**Records to use**
________

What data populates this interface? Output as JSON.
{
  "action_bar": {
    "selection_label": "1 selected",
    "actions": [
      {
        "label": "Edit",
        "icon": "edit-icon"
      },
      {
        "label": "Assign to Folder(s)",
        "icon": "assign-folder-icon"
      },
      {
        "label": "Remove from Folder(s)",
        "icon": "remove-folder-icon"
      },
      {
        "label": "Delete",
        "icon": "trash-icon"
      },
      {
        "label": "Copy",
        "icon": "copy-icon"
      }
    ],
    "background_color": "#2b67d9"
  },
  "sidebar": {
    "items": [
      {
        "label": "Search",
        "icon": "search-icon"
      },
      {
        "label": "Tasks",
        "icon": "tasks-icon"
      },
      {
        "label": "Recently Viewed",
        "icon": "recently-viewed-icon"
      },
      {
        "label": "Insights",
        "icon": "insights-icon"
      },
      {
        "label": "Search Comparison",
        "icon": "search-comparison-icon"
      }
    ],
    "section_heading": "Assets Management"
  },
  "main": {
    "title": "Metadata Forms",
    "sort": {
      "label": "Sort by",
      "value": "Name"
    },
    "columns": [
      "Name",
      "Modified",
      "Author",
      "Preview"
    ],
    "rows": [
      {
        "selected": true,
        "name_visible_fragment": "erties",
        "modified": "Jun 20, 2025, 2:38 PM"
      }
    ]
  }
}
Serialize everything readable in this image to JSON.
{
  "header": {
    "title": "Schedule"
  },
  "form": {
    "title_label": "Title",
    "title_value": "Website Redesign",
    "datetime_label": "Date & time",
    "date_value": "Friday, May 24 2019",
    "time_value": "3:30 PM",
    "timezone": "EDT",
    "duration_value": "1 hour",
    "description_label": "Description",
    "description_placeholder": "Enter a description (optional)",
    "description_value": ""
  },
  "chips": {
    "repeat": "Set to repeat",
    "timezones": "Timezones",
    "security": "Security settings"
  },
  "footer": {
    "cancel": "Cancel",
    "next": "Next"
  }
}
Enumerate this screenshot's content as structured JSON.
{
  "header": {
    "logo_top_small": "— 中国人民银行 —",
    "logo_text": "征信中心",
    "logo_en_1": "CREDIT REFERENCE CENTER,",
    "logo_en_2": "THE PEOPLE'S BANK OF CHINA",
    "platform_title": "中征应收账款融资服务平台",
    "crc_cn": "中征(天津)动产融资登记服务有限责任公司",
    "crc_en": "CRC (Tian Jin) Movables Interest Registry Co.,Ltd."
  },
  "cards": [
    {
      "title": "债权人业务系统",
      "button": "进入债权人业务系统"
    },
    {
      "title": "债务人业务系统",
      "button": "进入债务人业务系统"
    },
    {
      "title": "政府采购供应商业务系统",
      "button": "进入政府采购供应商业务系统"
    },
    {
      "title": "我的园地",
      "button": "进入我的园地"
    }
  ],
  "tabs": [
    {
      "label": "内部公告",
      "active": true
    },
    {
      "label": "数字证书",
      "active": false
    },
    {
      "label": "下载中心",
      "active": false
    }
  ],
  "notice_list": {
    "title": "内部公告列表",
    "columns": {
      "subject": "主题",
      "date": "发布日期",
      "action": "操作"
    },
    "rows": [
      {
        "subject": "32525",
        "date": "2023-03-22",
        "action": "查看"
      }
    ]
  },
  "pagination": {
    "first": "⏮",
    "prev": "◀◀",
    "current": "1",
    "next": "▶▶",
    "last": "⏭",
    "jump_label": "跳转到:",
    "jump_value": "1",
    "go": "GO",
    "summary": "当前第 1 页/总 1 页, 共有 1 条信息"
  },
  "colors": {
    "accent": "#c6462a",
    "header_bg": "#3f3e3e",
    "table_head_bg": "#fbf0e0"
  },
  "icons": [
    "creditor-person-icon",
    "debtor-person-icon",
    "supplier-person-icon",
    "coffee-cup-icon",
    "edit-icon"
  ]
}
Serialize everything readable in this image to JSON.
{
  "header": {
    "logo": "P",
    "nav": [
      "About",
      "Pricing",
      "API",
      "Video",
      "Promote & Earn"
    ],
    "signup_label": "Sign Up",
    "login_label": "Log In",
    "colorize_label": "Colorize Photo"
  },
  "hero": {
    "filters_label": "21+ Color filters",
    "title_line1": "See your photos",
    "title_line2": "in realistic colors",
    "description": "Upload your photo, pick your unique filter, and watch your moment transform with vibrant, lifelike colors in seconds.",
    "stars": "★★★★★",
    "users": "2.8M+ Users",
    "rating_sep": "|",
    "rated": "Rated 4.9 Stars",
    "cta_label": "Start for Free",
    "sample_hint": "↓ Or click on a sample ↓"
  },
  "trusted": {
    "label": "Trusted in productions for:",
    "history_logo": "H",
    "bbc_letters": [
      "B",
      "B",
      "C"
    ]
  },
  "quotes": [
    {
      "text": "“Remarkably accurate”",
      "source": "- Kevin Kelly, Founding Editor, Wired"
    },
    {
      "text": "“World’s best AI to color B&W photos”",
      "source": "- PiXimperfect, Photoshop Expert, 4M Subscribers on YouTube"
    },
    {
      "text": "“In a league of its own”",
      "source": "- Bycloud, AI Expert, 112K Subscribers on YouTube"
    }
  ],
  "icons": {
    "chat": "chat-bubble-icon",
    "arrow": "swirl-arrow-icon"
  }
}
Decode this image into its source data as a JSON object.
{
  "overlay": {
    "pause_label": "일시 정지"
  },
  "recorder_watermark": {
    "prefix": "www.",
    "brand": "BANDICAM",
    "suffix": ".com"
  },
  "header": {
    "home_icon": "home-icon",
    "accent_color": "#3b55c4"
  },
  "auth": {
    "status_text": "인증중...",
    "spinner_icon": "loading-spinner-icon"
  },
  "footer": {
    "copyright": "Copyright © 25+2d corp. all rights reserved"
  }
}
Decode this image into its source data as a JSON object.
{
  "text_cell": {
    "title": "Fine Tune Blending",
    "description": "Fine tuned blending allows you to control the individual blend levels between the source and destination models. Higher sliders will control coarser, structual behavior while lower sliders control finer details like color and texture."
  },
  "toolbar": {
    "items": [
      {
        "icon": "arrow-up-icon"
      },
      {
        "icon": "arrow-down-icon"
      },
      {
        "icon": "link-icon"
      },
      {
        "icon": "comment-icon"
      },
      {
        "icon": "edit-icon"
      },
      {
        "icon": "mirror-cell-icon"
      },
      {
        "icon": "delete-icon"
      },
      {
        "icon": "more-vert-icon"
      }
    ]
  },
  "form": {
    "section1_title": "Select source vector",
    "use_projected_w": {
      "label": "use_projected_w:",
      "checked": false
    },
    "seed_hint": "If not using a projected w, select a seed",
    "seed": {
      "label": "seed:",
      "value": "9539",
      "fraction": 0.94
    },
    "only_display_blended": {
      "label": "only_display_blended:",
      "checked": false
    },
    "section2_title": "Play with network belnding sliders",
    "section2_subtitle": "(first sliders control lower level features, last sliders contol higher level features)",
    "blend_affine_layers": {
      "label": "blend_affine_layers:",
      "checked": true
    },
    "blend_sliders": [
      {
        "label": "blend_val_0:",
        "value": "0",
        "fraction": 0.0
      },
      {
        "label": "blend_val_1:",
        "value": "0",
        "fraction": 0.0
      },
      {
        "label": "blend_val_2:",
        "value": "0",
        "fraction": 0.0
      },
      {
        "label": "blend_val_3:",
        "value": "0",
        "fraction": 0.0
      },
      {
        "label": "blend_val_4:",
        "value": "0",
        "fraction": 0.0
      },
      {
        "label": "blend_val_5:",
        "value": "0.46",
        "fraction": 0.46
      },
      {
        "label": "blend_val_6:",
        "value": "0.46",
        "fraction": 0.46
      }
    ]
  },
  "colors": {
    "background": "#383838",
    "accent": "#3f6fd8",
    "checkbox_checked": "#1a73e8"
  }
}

________

Tally the lines that hold the string "source" and state the total, nothing more.

**Solved exercise**
7